CONSIGNE: Reprenez toutes les lignes des entrées ci-dessous sous forme de liste numérotée, sans les lignes vides. N'incluez pas les images dans votre réponse.
========
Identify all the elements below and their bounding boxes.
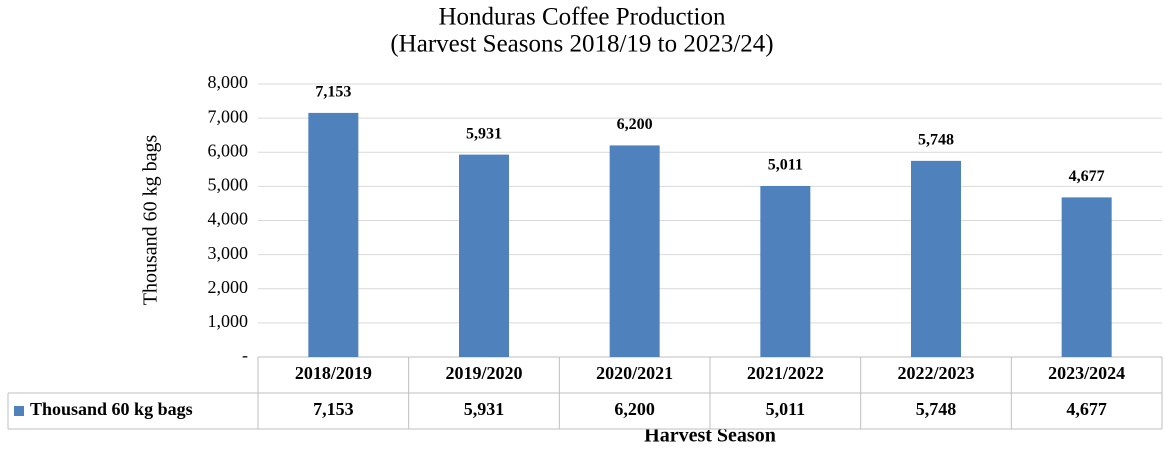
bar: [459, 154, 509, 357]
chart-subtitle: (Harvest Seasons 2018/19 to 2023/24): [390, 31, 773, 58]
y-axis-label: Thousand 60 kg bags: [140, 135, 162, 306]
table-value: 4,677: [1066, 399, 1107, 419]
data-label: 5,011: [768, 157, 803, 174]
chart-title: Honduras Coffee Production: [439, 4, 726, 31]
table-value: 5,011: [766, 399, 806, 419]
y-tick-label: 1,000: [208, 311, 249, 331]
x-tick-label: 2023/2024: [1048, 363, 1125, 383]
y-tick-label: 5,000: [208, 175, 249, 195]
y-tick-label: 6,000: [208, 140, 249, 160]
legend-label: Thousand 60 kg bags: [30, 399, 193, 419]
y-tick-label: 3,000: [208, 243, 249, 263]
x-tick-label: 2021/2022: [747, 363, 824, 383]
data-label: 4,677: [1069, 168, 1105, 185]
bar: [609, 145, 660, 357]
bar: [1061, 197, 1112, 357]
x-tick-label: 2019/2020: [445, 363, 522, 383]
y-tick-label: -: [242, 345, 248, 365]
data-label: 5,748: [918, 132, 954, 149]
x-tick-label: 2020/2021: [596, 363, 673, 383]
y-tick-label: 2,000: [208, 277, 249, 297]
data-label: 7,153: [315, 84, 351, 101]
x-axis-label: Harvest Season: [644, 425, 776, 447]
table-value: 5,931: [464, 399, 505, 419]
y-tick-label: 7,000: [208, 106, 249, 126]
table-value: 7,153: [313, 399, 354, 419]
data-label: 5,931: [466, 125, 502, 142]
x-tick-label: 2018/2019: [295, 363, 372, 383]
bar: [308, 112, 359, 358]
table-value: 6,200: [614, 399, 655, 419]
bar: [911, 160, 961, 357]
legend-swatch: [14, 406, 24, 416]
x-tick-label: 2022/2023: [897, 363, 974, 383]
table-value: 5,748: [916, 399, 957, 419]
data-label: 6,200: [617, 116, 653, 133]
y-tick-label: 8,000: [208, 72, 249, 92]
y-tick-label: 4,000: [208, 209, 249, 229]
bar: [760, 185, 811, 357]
========
RÉSULTAT:
1. Identify all the elements below and their bounding boxes.
2. bar: [459, 154, 509, 357]
3. chart-subtitle: (Harvest Seasons 2018/19 to 2023/24): [390, 31, 773, 58]
4. y-axis-label: Thousand 60 kg bags: [140, 135, 162, 306]
5. table-value: 4,677: [1066, 399, 1107, 419]
6. data-label: 5,011: [768, 157, 803, 174]
7. chart-title: Honduras Coffee Production: [439, 4, 726, 31]
8. table-value: 5,011: [766, 399, 806, 419]
9. y-tick-label: 1,000: [208, 311, 249, 331]
10. x-tick-label: 2023/2024: [1048, 363, 1125, 383]
11. y-tick-label: 5,000: [208, 175, 249, 195]
12. y-tick-label: 6,000: [208, 140, 249, 160]
13. legend-label: Thousand 60 kg bags: [30, 399, 193, 419]
14. y-tick-label: 3,000: [208, 243, 249, 263]
15. x-tick-label: 2021/2022: [747, 363, 824, 383]
16. data-label: 4,677: [1069, 168, 1105, 185]
17. bar: [609, 145, 660, 357]
18. bar: [1061, 197, 1112, 357]
19. x-tick-label: 2019/2020: [445, 363, 522, 383]
20. y-tick-label: -: [242, 345, 248, 365]
21. data-label: 5,748: [918, 132, 954, 149]
22. x-tick-label: 2020/2021: [596, 363, 673, 383]
23. y-tick-label: 2,000: [208, 277, 249, 297]
24. data-label: 7,153: [315, 84, 351, 101]
25. x-axis-label: Harvest Season: [644, 425, 776, 447]
26. table-value: 5,931: [464, 399, 505, 419]
27. y-tick-label: 7,000: [208, 106, 249, 126]
28. table-value: 7,153: [313, 399, 354, 419]
29. data-label: 5,931: [466, 125, 502, 142]
30. x-tick-label: 2018/2019: [295, 363, 372, 383]
31. bar: [308, 112, 359, 358]
32. table-value: 6,200: [614, 399, 655, 419]
33. bar: [911, 160, 961, 357]
34. legend-swatch: [14, 406, 24, 416]
35. x-tick-label: 2022/2023: [897, 363, 974, 383]
36. table-value: 5,748: [916, 399, 957, 419]
37. data-label: 6,200: [617, 116, 653, 133]
38. y-tick-label: 8,000: [208, 72, 249, 92]
39. y-tick-label: 4,000: [208, 209, 249, 229]
40. bar: [760, 185, 811, 357]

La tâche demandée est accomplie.